Your instructions: Set the listing down again exactly, please, apart from its pictures.

Exercise inputs:
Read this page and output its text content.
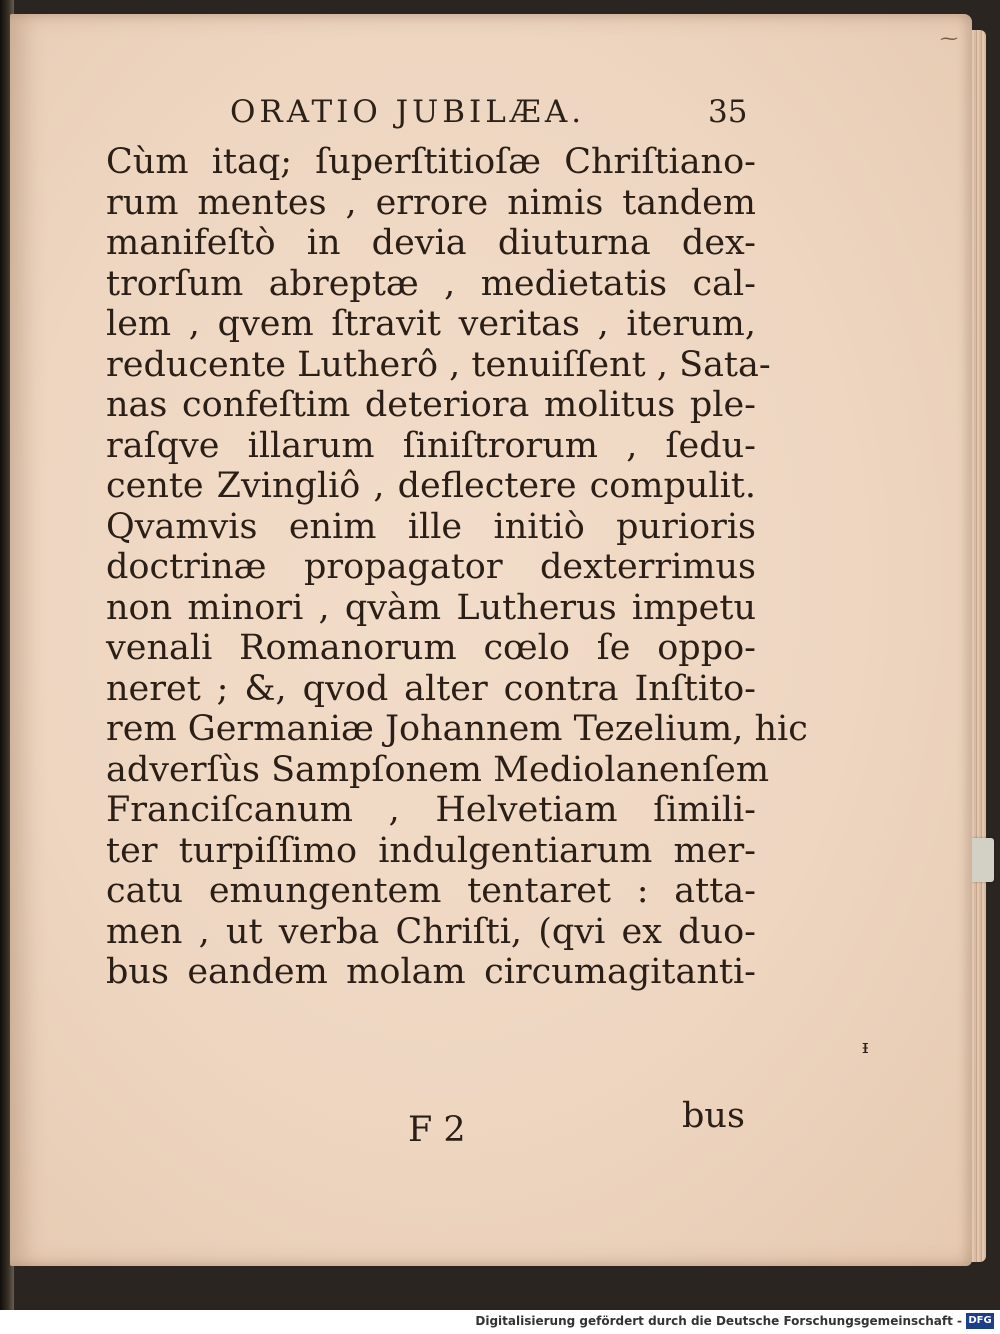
⁓
ᵻ
ORATIO JUBILÆA.	35
Cùm itaq; ſuperſtitioſæ Chriſtiano-
rum mentes , errore nimis tandem
manifeſtò in devia diuturna dex-
trorſum abreptæ , medietatis cal-
lem , qvem ſtravit veritas , iterum,
reducente Lutherô , tenuiſſent , Sata-
nas confeſtim deteriora molitus ple-
raſqve illarum ſiniſtrorum , ſedu-
cente Zvingliô , deflectere compulit.
Qvamvis enim ille initiò purioris
doctrinæ propagator dexterrimus
non minori , qvàm Lutherus impetu
venali Romanorum cœlo ſe oppo-
neret ; &, qvod alter contra Inſtito-
rem Germaniæ Johannem Tezelium, hic
adverſùs Sampſonem Mediolanenſem
Franciſcanum , Helvetiam ſimili-
ter turpiſſimo indulgentiarum mer-
catu emungentem tentaret : atta-
men , ut verba Chriſti, (qvi ex duo-
bus eandem molam circumagitanti-
F 2	bus
Digitalisierung gefördert durch die Deutsche Forschungsgemeinschaft - DFG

Complete response:
Read this page and output its text content.
⁓
ᵻ
ORATIO JUBILÆA.	35
Cùm itaq; ſuperſtitioſæ Chriſtiano-
rum mentes , errore nimis tandem
manifeſtò in devia diuturna dex-
trorſum abreptæ , medietatis cal-
lem , qvem ſtravit veritas , iterum,
reducente Lutherô , tenuiſſent , Sata-
nas confeſtim deteriora molitus ple-
raſqve illarum ſiniſtrorum , ſedu-
cente Zvingliô , deflectere compulit.
Qvamvis enim ille initiò purioris
doctrinæ propagator dexterrimus
non minori , qvàm Lutherus impetu
venali Romanorum cœlo ſe oppo-
neret ; &, qvod alter contra Inſtito-
rem Germaniæ Johannem Tezelium, hic
adverſùs Sampſonem Mediolanenſem
Franciſcanum , Helvetiam ſimili-
ter turpiſſimo indulgentiarum mer-
catu emungentem tentaret : atta-
men , ut verba Chriſti, (qvi ex duo-
bus eandem molam circumagitanti-
F 2	bus
Digitalisierung gefördert durch die Deutsche Forschungsgemeinschaft - DFG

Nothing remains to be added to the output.